= Instruction =
Collect all lines from the listing that include the string "steps".

= Data excerpts =

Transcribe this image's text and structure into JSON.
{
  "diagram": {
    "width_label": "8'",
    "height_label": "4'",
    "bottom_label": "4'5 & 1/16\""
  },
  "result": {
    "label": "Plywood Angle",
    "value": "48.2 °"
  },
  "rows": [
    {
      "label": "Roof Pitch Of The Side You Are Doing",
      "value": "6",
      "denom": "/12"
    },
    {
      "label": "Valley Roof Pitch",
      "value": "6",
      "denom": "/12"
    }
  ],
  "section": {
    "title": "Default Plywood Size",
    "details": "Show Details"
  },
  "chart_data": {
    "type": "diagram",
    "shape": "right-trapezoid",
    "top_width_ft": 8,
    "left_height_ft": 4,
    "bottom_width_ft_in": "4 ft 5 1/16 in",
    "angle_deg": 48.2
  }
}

==

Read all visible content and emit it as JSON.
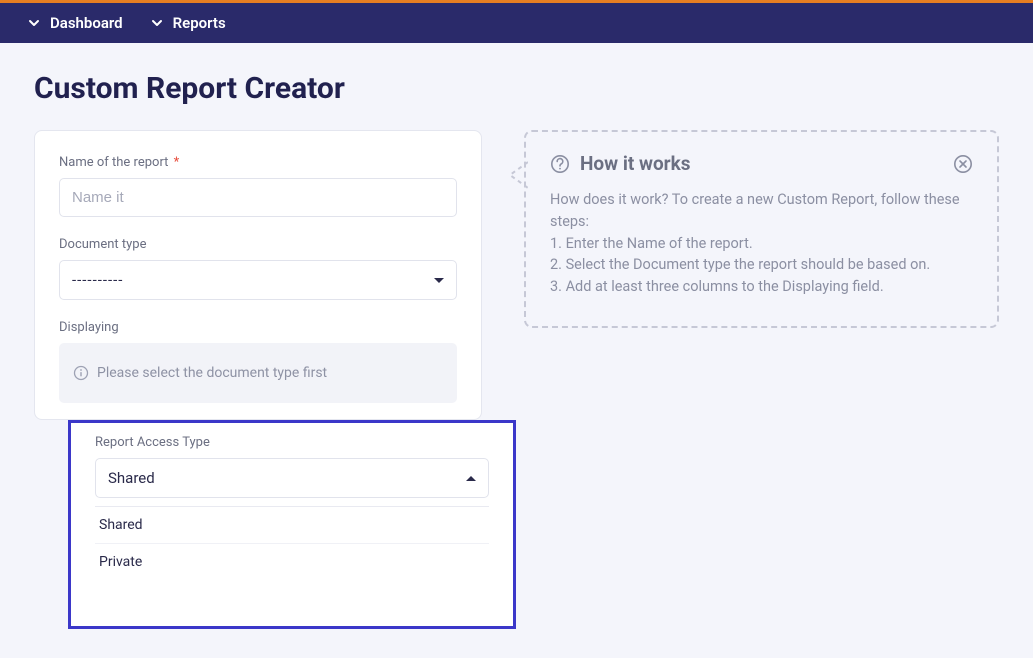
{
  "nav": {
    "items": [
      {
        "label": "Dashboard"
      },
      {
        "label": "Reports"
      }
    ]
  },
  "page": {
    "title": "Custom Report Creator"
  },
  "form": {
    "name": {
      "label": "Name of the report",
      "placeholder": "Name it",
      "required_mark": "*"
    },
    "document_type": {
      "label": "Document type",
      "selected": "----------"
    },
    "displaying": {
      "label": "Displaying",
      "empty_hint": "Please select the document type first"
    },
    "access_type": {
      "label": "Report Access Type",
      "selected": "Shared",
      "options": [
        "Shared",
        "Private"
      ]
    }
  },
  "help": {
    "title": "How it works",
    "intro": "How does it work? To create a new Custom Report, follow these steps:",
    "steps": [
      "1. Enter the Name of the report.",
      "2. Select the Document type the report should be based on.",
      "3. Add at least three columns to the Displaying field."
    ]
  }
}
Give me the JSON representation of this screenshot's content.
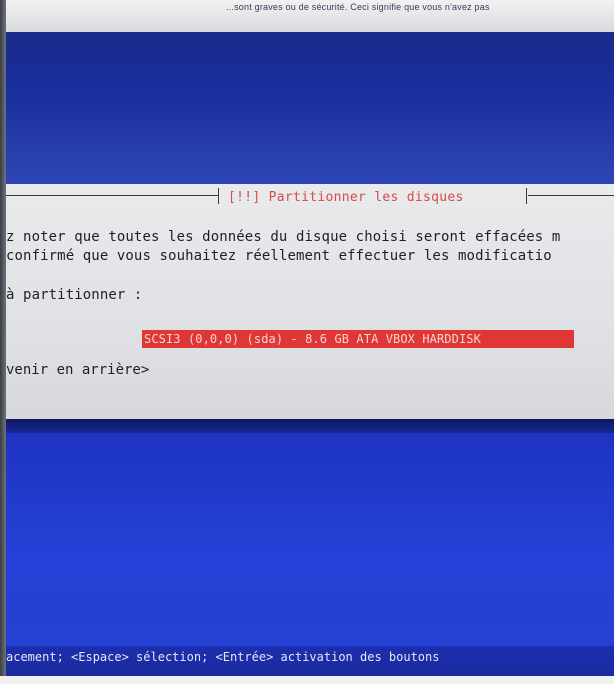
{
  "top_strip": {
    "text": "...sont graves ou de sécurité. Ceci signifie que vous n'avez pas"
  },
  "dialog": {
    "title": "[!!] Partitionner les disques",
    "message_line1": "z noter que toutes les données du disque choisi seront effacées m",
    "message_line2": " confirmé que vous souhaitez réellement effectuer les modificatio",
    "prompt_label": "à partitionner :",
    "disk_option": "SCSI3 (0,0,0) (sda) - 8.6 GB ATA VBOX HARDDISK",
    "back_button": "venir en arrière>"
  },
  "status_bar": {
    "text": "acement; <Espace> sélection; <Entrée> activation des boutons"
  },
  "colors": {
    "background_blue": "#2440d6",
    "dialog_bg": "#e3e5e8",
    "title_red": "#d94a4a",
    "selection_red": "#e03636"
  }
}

= Solved exercise =
    "intro": "How does it work? To create a new Custom Report, follow these steps:",
    "steps": [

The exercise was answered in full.